>> Begin Information shown

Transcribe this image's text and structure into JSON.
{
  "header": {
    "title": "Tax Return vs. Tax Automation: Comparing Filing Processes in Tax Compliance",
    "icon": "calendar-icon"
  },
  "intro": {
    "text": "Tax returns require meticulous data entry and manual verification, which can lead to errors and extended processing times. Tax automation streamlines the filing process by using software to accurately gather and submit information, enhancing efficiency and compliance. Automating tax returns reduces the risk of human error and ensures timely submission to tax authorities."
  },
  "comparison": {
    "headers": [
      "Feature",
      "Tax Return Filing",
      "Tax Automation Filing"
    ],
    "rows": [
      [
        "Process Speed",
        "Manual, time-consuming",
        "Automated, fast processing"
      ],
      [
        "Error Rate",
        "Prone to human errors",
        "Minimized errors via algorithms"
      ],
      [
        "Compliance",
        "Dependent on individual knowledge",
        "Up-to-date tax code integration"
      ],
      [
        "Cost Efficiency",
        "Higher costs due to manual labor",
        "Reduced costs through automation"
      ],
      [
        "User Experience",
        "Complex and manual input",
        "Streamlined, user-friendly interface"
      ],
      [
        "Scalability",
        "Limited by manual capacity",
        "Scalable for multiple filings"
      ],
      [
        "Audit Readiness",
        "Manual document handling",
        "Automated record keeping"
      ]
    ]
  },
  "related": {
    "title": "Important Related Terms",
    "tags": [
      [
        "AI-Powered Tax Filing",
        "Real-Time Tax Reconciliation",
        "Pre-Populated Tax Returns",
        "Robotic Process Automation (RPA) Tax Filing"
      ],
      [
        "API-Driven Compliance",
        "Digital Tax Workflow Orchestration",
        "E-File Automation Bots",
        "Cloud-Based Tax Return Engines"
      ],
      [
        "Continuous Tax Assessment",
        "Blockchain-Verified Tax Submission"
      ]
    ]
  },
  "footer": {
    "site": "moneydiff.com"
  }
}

>> End Information shown

== What to work on ==
Give only the count of lines in which the string "human" appears.

== Answer for this exercise ==
2